┌────────

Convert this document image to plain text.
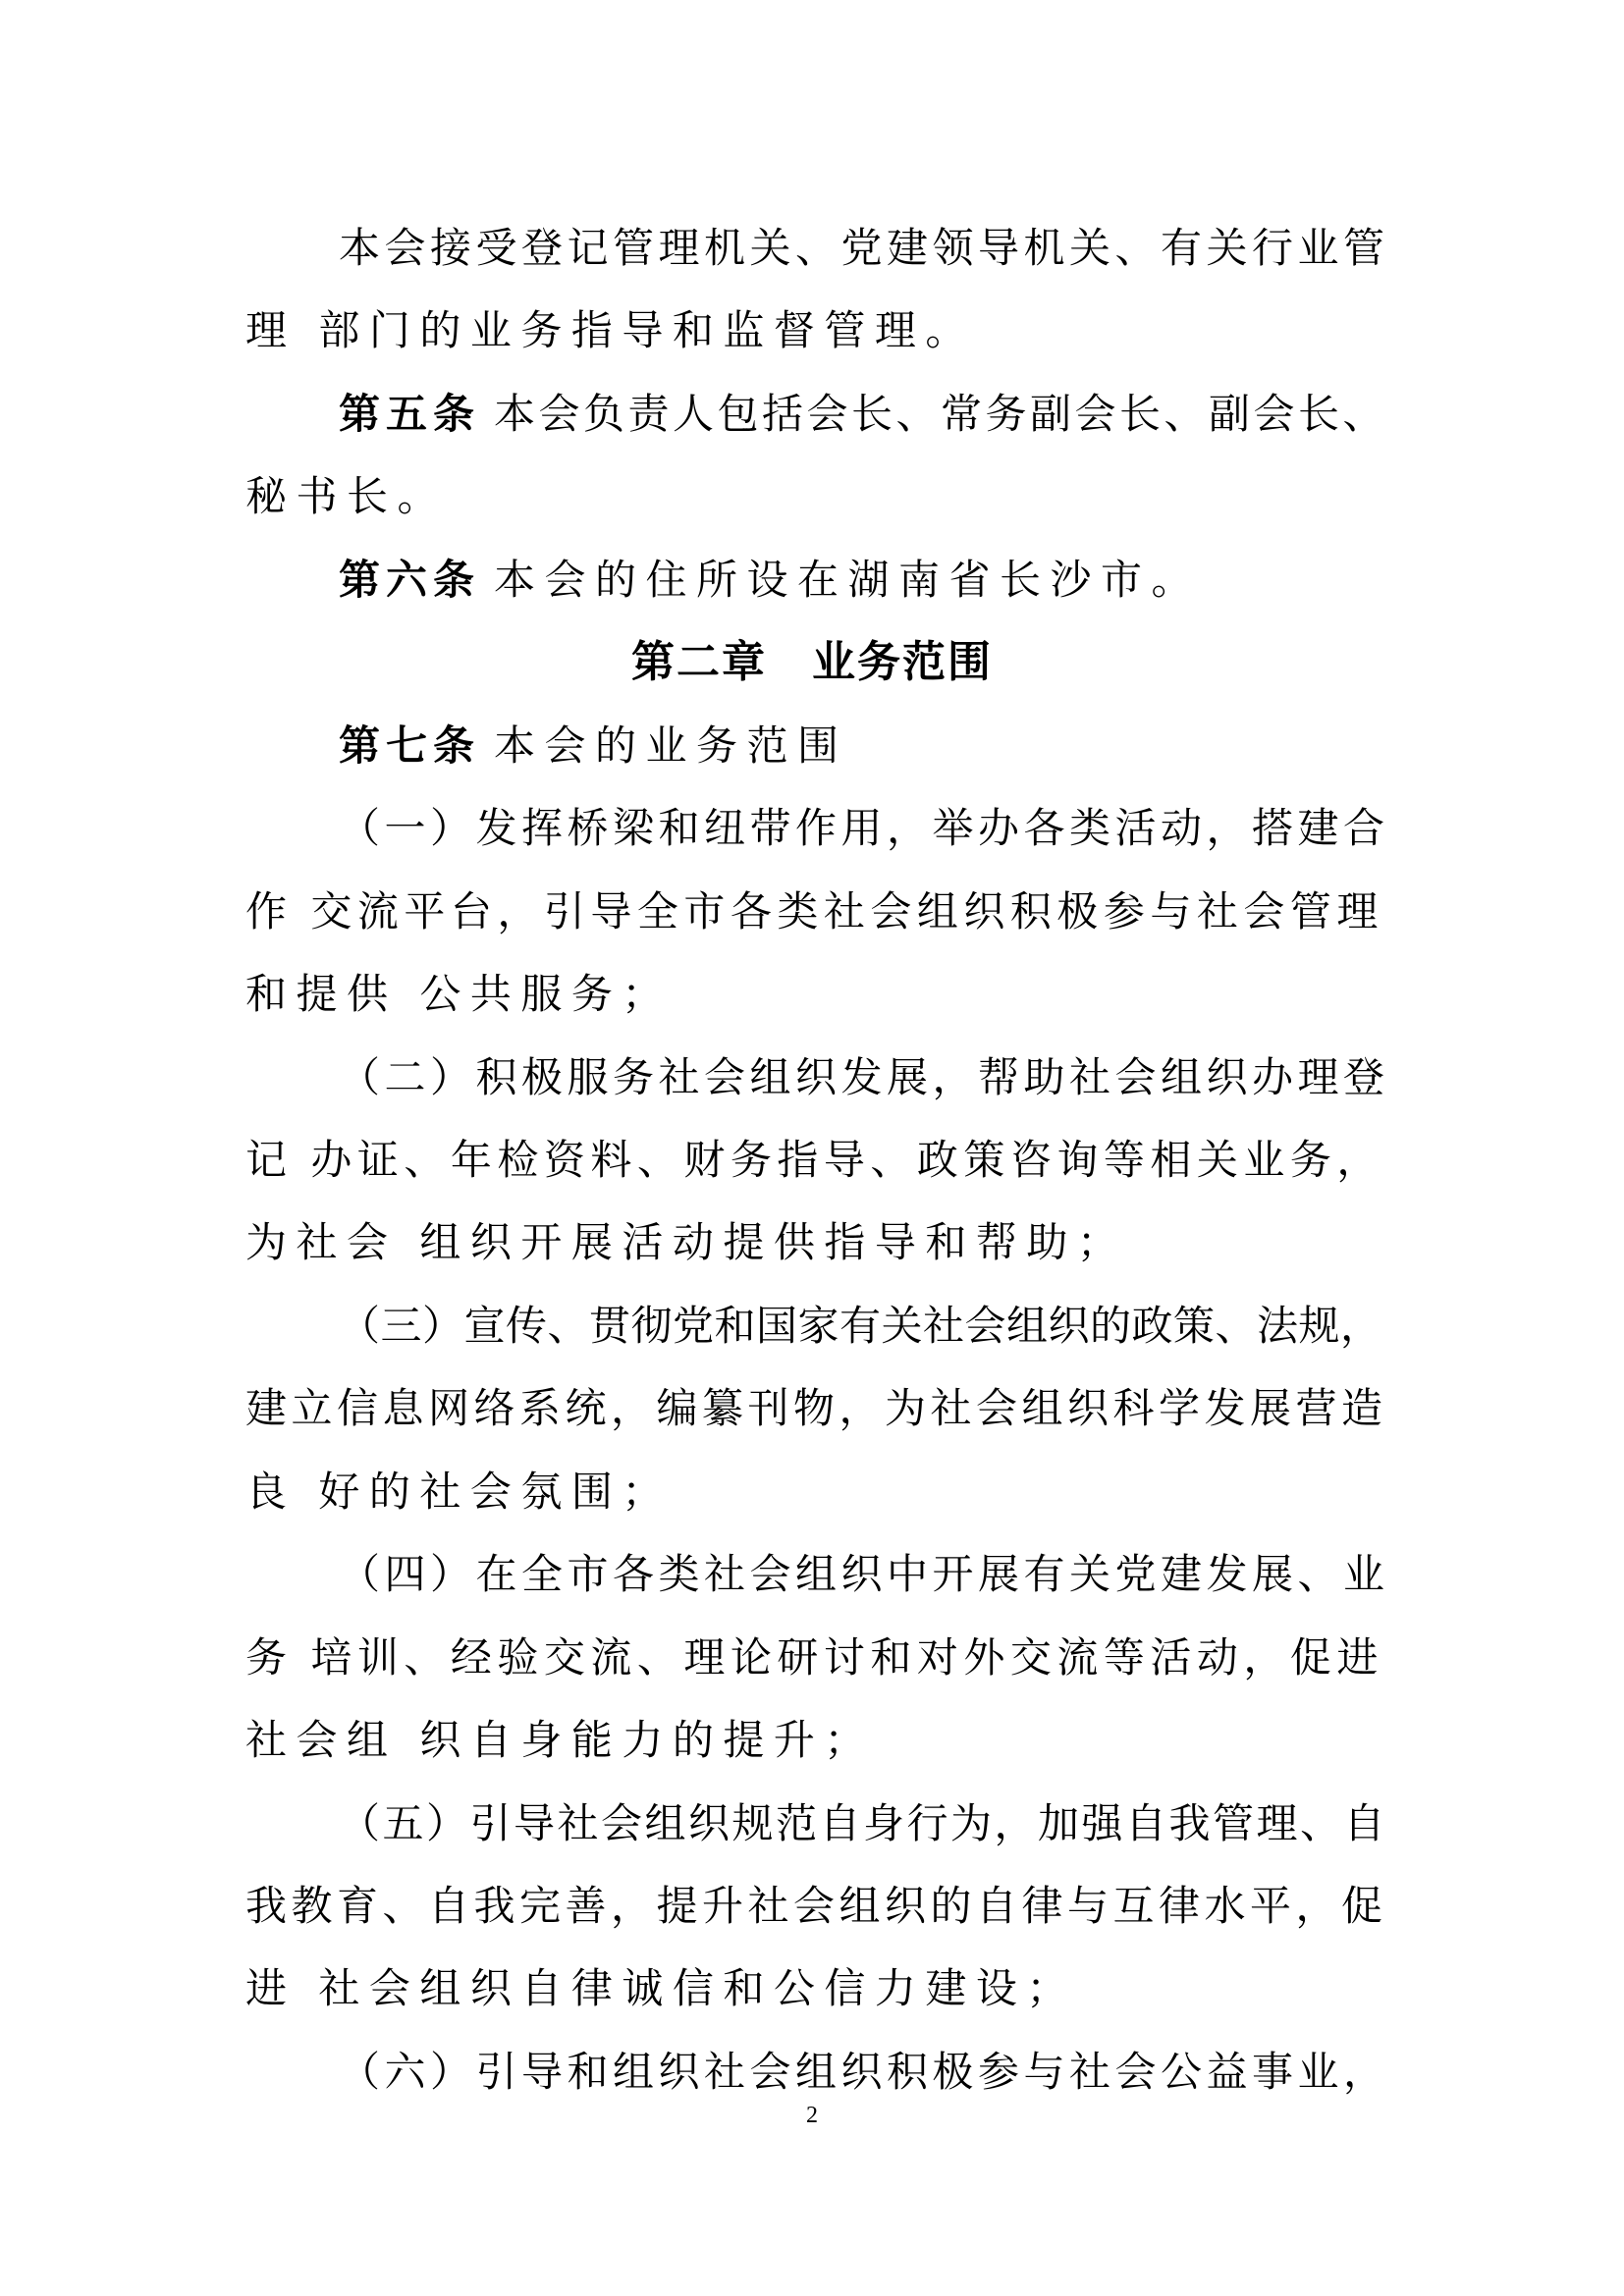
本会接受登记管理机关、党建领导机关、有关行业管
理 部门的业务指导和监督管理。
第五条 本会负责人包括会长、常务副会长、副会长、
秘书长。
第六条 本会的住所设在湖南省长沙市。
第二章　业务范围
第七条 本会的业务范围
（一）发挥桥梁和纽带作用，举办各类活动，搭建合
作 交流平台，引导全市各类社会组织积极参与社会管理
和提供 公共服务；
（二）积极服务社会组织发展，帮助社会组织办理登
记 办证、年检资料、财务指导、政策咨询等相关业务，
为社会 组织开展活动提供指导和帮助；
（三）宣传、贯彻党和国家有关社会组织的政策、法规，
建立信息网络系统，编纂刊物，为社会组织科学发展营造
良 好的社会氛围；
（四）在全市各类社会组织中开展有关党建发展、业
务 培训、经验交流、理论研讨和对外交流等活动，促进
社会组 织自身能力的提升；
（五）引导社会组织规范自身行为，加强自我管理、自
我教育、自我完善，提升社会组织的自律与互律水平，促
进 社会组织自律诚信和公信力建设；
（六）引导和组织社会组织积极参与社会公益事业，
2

└────────

• [What to produce]: Repeat the material above in full and unchanged, minus its images.

• [Exercise solution]:
Convert this document image to plain text.
本会接受登记管理机关、党建领导机关、有关行业管
理 部门的业务指导和监督管理。
第五条 本会负责人包括会长、常务副会长、副会长、
秘书长。
第六条 本会的住所设在湖南省长沙市。
第二章　业务范围
第七条 本会的业务范围
（一）发挥桥梁和纽带作用，举办各类活动，搭建合
作 交流平台，引导全市各类社会组织积极参与社会管理
和提供 公共服务；
（二）积极服务社会组织发展，帮助社会组织办理登
记 办证、年检资料、财务指导、政策咨询等相关业务，
为社会 组织开展活动提供指导和帮助；
（三）宣传、贯彻党和国家有关社会组织的政策、法规，
建立信息网络系统，编纂刊物，为社会组织科学发展营造
良 好的社会氛围；
（四）在全市各类社会组织中开展有关党建发展、业
务 培训、经验交流、理论研讨和对外交流等活动，促进
社会组 织自身能力的提升；
（五）引导社会组织规范自身行为，加强自我管理、自
我教育、自我完善，提升社会组织的自律与互律水平，促
进 社会组织自律诚信和公信力建设；
（六）引导和组织社会组织积极参与社会公益事业，
2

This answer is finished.